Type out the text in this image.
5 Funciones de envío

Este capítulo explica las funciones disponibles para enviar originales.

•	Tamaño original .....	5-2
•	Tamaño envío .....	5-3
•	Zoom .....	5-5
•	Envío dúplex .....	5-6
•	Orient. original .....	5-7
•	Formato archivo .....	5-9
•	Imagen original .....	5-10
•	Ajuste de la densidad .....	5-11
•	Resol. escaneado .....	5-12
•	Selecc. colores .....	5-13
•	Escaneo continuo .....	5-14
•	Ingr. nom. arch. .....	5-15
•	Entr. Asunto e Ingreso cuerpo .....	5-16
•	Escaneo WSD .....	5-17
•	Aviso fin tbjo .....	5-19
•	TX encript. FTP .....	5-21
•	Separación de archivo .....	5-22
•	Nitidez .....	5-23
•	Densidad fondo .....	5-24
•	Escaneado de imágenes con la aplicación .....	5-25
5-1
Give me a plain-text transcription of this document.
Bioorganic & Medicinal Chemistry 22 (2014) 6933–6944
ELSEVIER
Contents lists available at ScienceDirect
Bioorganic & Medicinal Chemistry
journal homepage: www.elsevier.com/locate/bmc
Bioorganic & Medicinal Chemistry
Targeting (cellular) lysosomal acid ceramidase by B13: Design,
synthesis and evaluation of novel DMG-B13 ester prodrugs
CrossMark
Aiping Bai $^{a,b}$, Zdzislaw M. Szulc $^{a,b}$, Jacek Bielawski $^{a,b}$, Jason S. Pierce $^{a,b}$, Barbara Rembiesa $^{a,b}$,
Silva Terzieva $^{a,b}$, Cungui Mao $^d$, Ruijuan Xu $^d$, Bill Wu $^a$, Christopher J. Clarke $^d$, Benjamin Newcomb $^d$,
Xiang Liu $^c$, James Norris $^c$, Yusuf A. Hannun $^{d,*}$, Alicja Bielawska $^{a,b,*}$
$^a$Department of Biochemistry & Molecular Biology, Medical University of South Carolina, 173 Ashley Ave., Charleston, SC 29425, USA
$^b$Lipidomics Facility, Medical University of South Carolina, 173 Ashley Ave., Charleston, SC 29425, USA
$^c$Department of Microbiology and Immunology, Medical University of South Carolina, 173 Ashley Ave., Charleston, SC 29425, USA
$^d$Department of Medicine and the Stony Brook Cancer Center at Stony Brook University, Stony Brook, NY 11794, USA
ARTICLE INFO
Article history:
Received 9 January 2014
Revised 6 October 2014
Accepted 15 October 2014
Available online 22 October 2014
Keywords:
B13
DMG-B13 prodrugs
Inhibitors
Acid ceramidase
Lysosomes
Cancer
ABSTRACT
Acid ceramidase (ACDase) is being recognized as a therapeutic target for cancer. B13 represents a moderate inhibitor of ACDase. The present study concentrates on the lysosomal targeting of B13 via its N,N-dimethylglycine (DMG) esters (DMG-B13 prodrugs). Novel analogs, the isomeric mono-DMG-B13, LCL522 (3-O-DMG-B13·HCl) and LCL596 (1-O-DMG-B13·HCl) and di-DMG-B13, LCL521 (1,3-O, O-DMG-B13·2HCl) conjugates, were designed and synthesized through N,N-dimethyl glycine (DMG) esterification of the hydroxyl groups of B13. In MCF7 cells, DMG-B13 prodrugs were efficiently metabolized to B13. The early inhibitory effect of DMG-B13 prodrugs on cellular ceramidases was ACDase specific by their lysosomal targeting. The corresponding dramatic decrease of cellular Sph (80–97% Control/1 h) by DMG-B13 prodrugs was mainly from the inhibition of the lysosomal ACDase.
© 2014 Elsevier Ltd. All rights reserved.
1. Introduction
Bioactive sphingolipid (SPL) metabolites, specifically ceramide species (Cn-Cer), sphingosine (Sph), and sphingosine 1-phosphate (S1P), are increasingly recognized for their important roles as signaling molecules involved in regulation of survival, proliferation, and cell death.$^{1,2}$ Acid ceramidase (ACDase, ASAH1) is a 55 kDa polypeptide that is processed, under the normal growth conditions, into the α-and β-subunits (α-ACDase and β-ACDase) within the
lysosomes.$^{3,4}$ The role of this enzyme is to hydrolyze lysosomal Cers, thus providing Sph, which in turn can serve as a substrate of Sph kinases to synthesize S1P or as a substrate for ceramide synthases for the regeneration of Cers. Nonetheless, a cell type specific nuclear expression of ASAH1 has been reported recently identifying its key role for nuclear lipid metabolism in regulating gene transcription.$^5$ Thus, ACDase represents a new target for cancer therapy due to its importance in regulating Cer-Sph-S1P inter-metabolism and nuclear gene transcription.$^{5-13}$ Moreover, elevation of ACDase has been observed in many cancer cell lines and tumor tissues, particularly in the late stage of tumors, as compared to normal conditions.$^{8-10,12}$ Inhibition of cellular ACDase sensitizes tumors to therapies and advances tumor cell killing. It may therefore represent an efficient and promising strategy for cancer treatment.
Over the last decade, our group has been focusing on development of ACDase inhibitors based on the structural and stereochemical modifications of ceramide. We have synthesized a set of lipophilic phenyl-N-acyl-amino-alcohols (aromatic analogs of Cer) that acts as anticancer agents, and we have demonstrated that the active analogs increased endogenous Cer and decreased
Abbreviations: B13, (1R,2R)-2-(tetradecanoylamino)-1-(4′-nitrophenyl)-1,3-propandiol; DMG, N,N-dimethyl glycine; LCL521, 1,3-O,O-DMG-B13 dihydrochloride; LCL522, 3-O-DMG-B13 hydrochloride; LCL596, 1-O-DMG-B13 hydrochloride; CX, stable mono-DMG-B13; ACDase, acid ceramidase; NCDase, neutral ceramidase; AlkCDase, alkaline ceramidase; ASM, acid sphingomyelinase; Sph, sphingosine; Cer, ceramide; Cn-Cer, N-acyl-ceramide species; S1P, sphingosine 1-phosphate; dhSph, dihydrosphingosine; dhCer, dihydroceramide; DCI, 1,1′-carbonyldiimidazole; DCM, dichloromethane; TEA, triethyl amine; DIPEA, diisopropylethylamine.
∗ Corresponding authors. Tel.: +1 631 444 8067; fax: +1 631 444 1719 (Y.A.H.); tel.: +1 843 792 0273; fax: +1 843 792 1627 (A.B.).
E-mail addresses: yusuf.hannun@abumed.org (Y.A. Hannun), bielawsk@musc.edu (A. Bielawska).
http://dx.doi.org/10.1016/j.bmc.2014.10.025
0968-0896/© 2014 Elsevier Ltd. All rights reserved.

### What is expected
Transcribe every record above so that nothing differs from the original.

### Task solution
Type out the text in this image.
5 Funciones de envío

Este capítulo explica las funciones disponibles para enviar originales.

•	Tamaño original .....	5-2
•	Tamaño envío .....	5-3
•	Zoom .....	5-5
•	Envío dúplex .....	5-6
•	Orient. original .....	5-7
•	Formato archivo .....	5-9
•	Imagen original .....	5-10
•	Ajuste de la densidad .....	5-11
•	Resol. escaneado .....	5-12
•	Selecc. colores .....	5-13
•	Escaneo continuo .....	5-14
•	Ingr. nom. arch. .....	5-15
•	Entr. Asunto e Ingreso cuerpo .....	5-16
•	Escaneo WSD .....	5-17
•	Aviso fin tbjo .....	5-19
•	TX encript. FTP .....	5-21
•	Separación de archivo .....	5-22
•	Nitidez .....	5-23
•	Densidad fondo .....	5-24
•	Escaneado de imágenes con la aplicación .....	5-25
5-1
Give me a plain-text transcription of this document.
Bioorganic & Medicinal Chemistry 22 (2014) 6933–6944
ELSEVIER
Contents lists available at ScienceDirect
Bioorganic & Medicinal Chemistry
journal homepage: www.elsevier.com/locate/bmc
Bioorganic & Medicinal Chemistry
Targeting (cellular) lysosomal acid ceramidase by B13: Design,
synthesis and evaluation of novel DMG-B13 ester prodrugs
CrossMark
Aiping Bai $^{a,b}$, Zdzislaw M. Szulc $^{a,b}$, Jacek Bielawski $^{a,b}$, Jason S. Pierce $^{a,b}$, Barbara Rembiesa $^{a,b}$,
Silva Terzieva $^{a,b}$, Cungui Mao $^d$, Ruijuan Xu $^d$, Bill Wu $^a$, Christopher J. Clarke $^d$, Benjamin Newcomb $^d$,
Xiang Liu $^c$, James Norris $^c$, Yusuf A. Hannun $^{d,*}$, Alicja Bielawska $^{a,b,*}$
$^a$Department of Biochemistry & Molecular Biology, Medical University of South Carolina, 173 Ashley Ave., Charleston, SC 29425, USA
$^b$Lipidomics Facility, Medical University of South Carolina, 173 Ashley Ave., Charleston, SC 29425, USA
$^c$Department of Microbiology and Immunology, Medical University of South Carolina, 173 Ashley Ave., Charleston, SC 29425, USA
$^d$Department of Medicine and the Stony Brook Cancer Center at Stony Brook University, Stony Brook, NY 11794, USA
ARTICLE INFO
Article history:
Received 9 January 2014
Revised 6 October 2014
Accepted 15 October 2014
Available online 22 October 2014
Keywords:
B13
DMG-B13 prodrugs
Inhibitors
Acid ceramidase
Lysosomes
Cancer
ABSTRACT
Acid ceramidase (ACDase) is being recognized as a therapeutic target for cancer. B13 represents a moderate inhibitor of ACDase. The present study concentrates on the lysosomal targeting of B13 via its N,N-dimethylglycine (DMG) esters (DMG-B13 prodrugs). Novel analogs, the isomeric mono-DMG-B13, LCL522 (3-O-DMG-B13·HCl) and LCL596 (1-O-DMG-B13·HCl) and di-DMG-B13, LCL521 (1,3-O, O-DMG-B13·2HCl) conjugates, were designed and synthesized through N,N-dimethyl glycine (DMG) esterification of the hydroxyl groups of B13. In MCF7 cells, DMG-B13 prodrugs were efficiently metabolized to B13. The early inhibitory effect of DMG-B13 prodrugs on cellular ceramidases was ACDase specific by their lysosomal targeting. The corresponding dramatic decrease of cellular Sph (80–97% Control/1 h) by DMG-B13 prodrugs was mainly from the inhibition of the lysosomal ACDase.
© 2014 Elsevier Ltd. All rights reserved.
1. Introduction
Bioactive sphingolipid (SPL) metabolites, specifically ceramide species (Cn-Cer), sphingosine (Sph), and sphingosine 1-phosphate (S1P), are increasingly recognized for their important roles as signaling molecules involved in regulation of survival, proliferation, and cell death.$^{1,2}$ Acid ceramidase (ACDase, ASAH1) is a 55 kDa polypeptide that is processed, under the normal growth conditions, into the α-and β-subunits (α-ACDase and β-ACDase) within the
lysosomes.$^{3,4}$ The role of this enzyme is to hydrolyze lysosomal Cers, thus providing Sph, which in turn can serve as a substrate of Sph kinases to synthesize S1P or as a substrate for ceramide synthases for the regeneration of Cers. Nonetheless, a cell type specific nuclear expression of ASAH1 has been reported recently identifying its key role for nuclear lipid metabolism in regulating gene transcription.$^5$ Thus, ACDase represents a new target for cancer therapy due to its importance in regulating Cer-Sph-S1P inter-metabolism and nuclear gene transcription.$^{5-13}$ Moreover, elevation of ACDase has been observed in many cancer cell lines and tumor tissues, particularly in the late stage of tumors, as compared to normal conditions.$^{8-10,12}$ Inhibition of cellular ACDase sensitizes tumors to therapies and advances tumor cell killing. It may therefore represent an efficient and promising strategy for cancer treatment.
Over the last decade, our group has been focusing on development of ACDase inhibitors based on the structural and stereochemical modifications of ceramide. We have synthesized a set of lipophilic phenyl-N-acyl-amino-alcohols (aromatic analogs of Cer) that acts as anticancer agents, and we have demonstrated that the active analogs increased endogenous Cer and decreased
Abbreviations: B13, (1R,2R)-2-(tetradecanoylamino)-1-(4′-nitrophenyl)-1,3-propandiol; DMG, N,N-dimethyl glycine; LCL521, 1,3-O,O-DMG-B13 dihydrochloride; LCL522, 3-O-DMG-B13 hydrochloride; LCL596, 1-O-DMG-B13 hydrochloride; CX, stable mono-DMG-B13; ACDase, acid ceramidase; NCDase, neutral ceramidase; AlkCDase, alkaline ceramidase; ASM, acid sphingomyelinase; Sph, sphingosine; Cer, ceramide; Cn-Cer, N-acyl-ceramide species; S1P, sphingosine 1-phosphate; dhSph, dihydrosphingosine; dhCer, dihydroceramide; DCI, 1,1′-carbonyldiimidazole; DCM, dichloromethane; TEA, triethyl amine; DIPEA, diisopropylethylamine.
∗ Corresponding authors. Tel.: +1 631 444 8067; fax: +1 631 444 1719 (Y.A.H.); tel.: +1 843 792 0273; fax: +1 843 792 1627 (A.B.).
E-mail addresses: yusuf.hannun@abumed.org (Y.A. Hannun), bielawsk@musc.edu (A. Bielawska).
http://dx.doi.org/10.1016/j.bmc.2014.10.025
0968-0896/© 2014 Elsevier Ltd. All rights reserved.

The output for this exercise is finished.